### AIM
Write out the full set of records below exactly.

Structured figure records:
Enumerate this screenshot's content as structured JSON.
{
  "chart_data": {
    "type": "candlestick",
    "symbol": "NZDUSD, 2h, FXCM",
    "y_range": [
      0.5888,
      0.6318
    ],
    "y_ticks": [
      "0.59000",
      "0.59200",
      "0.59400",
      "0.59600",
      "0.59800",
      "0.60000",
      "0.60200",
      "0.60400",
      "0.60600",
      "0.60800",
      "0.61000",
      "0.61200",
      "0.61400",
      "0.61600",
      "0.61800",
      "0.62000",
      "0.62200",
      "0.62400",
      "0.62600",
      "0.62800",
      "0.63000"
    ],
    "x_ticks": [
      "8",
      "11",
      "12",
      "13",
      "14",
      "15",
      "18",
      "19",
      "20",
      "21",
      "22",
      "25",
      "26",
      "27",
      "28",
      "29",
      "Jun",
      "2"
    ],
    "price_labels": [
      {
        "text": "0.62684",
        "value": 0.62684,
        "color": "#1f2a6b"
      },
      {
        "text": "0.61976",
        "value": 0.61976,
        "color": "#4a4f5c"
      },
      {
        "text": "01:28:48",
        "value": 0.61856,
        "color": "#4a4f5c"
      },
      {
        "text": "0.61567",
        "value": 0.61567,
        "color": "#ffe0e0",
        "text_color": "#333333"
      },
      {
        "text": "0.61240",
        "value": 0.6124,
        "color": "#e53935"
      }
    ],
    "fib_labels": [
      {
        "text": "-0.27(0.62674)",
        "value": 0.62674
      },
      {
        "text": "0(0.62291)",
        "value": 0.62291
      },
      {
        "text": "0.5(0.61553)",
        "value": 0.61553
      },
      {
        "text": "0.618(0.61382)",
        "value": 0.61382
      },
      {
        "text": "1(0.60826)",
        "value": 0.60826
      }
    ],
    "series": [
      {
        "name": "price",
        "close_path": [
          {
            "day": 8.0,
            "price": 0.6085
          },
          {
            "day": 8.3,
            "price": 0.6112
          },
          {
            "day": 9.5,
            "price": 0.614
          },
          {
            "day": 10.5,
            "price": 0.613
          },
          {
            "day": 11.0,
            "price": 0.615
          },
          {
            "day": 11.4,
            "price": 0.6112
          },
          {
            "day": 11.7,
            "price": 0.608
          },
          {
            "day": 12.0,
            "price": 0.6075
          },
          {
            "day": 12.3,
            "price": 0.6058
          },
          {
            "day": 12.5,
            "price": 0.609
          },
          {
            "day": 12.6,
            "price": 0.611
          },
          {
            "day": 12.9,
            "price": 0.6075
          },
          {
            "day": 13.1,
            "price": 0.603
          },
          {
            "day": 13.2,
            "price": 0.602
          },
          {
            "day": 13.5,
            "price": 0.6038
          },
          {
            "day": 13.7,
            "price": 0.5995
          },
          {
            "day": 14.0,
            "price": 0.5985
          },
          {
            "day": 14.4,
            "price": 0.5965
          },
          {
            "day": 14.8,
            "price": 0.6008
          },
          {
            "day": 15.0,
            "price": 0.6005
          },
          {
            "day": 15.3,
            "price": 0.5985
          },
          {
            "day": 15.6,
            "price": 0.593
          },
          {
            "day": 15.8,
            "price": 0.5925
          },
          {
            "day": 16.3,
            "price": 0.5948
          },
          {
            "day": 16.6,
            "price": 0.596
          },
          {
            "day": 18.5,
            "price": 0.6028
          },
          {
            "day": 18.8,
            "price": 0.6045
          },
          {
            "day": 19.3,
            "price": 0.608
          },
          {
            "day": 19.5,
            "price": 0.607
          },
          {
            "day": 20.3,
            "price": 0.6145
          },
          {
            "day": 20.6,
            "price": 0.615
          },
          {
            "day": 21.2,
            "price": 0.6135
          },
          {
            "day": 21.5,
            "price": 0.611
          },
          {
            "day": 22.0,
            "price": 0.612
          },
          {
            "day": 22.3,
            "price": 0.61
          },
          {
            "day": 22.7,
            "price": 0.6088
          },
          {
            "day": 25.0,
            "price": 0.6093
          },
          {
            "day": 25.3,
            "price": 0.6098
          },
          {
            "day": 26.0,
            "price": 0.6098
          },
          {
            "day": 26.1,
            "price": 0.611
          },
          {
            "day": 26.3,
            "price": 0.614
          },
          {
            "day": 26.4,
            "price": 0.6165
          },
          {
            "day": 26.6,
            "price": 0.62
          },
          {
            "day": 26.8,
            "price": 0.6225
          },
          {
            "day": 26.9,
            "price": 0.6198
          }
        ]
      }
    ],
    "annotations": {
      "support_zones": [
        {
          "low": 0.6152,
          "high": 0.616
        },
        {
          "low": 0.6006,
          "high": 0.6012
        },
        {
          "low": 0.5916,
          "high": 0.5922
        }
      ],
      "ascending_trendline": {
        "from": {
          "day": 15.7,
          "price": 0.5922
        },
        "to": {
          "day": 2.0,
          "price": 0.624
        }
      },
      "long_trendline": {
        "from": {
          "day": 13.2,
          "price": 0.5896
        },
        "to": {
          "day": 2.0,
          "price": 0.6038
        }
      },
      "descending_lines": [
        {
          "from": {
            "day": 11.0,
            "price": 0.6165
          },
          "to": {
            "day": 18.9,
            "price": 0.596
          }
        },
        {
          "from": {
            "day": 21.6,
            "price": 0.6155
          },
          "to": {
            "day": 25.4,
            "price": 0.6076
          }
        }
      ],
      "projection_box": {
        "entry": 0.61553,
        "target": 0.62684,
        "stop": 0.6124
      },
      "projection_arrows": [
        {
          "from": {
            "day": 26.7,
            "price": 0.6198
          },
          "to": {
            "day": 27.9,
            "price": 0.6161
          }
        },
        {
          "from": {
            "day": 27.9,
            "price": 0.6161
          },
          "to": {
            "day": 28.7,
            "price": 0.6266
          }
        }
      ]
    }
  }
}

### PROBLEM SOLUTION
Enumerate this screenshot's content as structured JSON.
{
  "chart_data": {
    "type": "candlestick",
    "symbol": "NZDUSD, 2h, FXCM",
    "y_range": [
      0.5888,
      0.6318
    ],
    "y_ticks": [
      "0.59000",
      "0.59200",
      "0.59400",
      "0.59600",
      "0.59800",
      "0.60000",
      "0.60200",
      "0.60400",
      "0.60600",
      "0.60800",
      "0.61000",
      "0.61200",
      "0.61400",
      "0.61600",
      "0.61800",
      "0.62000",
      "0.62200",
      "0.62400",
      "0.62600",
      "0.62800",
      "0.63000"
    ],
    "x_ticks": [
      "8",
      "11",
      "12",
      "13",
      "14",
      "15",
      "18",
      "19",
      "20",
      "21",
      "22",
      "25",
      "26",
      "27",
      "28",
      "29",
      "Jun",
      "2"
    ],
    "price_labels": [
      {
        "text": "0.62684",
        "value": 0.62684,
        "color": "#1f2a6b"
      },
      {
        "text": "0.61976",
        "value": 0.61976,
        "color": "#4a4f5c"
      },
      {
        "text": "01:28:48",
        "value": 0.61856,
        "color": "#4a4f5c"
      },
      {
        "text": "0.61567",
        "value": 0.61567,
        "color": "#ffe0e0",
        "text_color": "#333333"
      },
      {
        "text": "0.61240",
        "value": 0.6124,
        "color": "#e53935"
      }
    ],
    "fib_labels": [
      {
        "text": "-0.27(0.62674)",
        "value": 0.62674
      },
      {
        "text": "0(0.62291)",
        "value": 0.62291
      },
      {
        "text": "0.5(0.61553)",
        "value": 0.61553
      },
      {
        "text": "0.618(0.61382)",
        "value": 0.61382
      },
      {
        "text": "1(0.60826)",
        "value": 0.60826
      }
    ],
    "series": [
      {
        "name": "price",
        "close_path": [
          {
            "day": 8.0,
            "price": 0.6085
          },
          {
            "day": 8.3,
            "price": 0.6112
          },
          {
            "day": 9.5,
            "price": 0.614
          },
          {
            "day": 10.5,
            "price": 0.613
          },
          {
            "day": 11.0,
            "price": 0.615
          },
          {
            "day": 11.4,
            "price": 0.6112
          },
          {
            "day": 11.7,
            "price": 0.608
          },
          {
            "day": 12.0,
            "price": 0.6075
          },
          {
            "day": 12.3,
            "price": 0.6058
          },
          {
            "day": 12.5,
            "price": 0.609
          },
          {
            "day": 12.6,
            "price": 0.611
          },
          {
            "day": 12.9,
            "price": 0.6075
          },
          {
            "day": 13.1,
            "price": 0.603
          },
          {
            "day": 13.2,
            "price": 0.602
          },
          {
            "day": 13.5,
            "price": 0.6038
          },
          {
            "day": 13.7,
            "price": 0.5995
          },
          {
            "day": 14.0,
            "price": 0.5985
          },
          {
            "day": 14.4,
            "price": 0.5965
          },
          {
            "day": 14.8,
            "price": 0.6008
          },
          {
            "day": 15.0,
            "price": 0.6005
          },
          {
            "day": 15.3,
            "price": 0.5985
          },
          {
            "day": 15.6,
            "price": 0.593
          },
          {
            "day": 15.8,
            "price": 0.5925
          },
          {
            "day": 16.3,
            "price": 0.5948
          },
          {
            "day": 16.6,
            "price": 0.596
          },
          {
            "day": 18.5,
            "price": 0.6028
          },
          {
            "day": 18.8,
            "price": 0.6045
          },
          {
            "day": 19.3,
            "price": 0.608
          },
          {
            "day": 19.5,
            "price": 0.607
          },
          {
            "day": 20.3,
            "price": 0.6145
          },
          {
            "day": 20.6,
            "price": 0.615
          },
          {
            "day": 21.2,
            "price": 0.6135
          },
          {
            "day": 21.5,
            "price": 0.611
          },
          {
            "day": 22.0,
            "price": 0.612
          },
          {
            "day": 22.3,
            "price": 0.61
          },
          {
            "day": 22.7,
            "price": 0.6088
          },
          {
            "day": 25.0,
            "price": 0.6093
          },
          {
            "day": 25.3,
            "price": 0.6098
          },
          {
            "day": 26.0,
            "price": 0.6098
          },
          {
            "day": 26.1,
            "price": 0.611
          },
          {
            "day": 26.3,
            "price": 0.614
          },
          {
            "day": 26.4,
            "price": 0.6165
          },
          {
            "day": 26.6,
            "price": 0.62
          },
          {
            "day": 26.8,
            "price": 0.6225
          },
          {
            "day": 26.9,
            "price": 0.6198
          }
        ]
      }
    ],
    "annotations": {
      "support_zones": [
        {
          "low": 0.6152,
          "high": 0.616
        },
        {
          "low": 0.6006,
          "high": 0.6012
        },
        {
          "low": 0.5916,
          "high": 0.5922
        }
      ],
      "ascending_trendline": {
        "from": {
          "day": 15.7,
          "price": 0.5922
        },
        "to": {
          "day": 2.0,
          "price": 0.624
        }
      },
      "long_trendline": {
        "from": {
          "day": 13.2,
          "price": 0.5896
        },
        "to": {
          "day": 2.0,
          "price": 0.6038
        }
      },
      "descending_lines": [
        {
          "from": {
            "day": 11.0,
            "price": 0.6165
          },
          "to": {
            "day": 18.9,
            "price": 0.596
          }
        },
        {
          "from": {
            "day": 21.6,
            "price": 0.6155
          },
          "to": {
            "day": 25.4,
            "price": 0.6076
          }
        }
      ],
      "projection_box": {
        "entry": 0.61553,
        "target": 0.62684,
        "stop": 0.6124
      },
      "projection_arrows": [
        {
          "from": {
            "day": 26.7,
            "price": 0.6198
          },
          "to": {
            "day": 27.9,
            "price": 0.6161
          }
        },
        {
          "from": {
            "day": 27.9,
            "price": 0.6161
          },
          "to": {
            "day": 28.7,
            "price": 0.6266
          }
        }
      ]
    }
  }
}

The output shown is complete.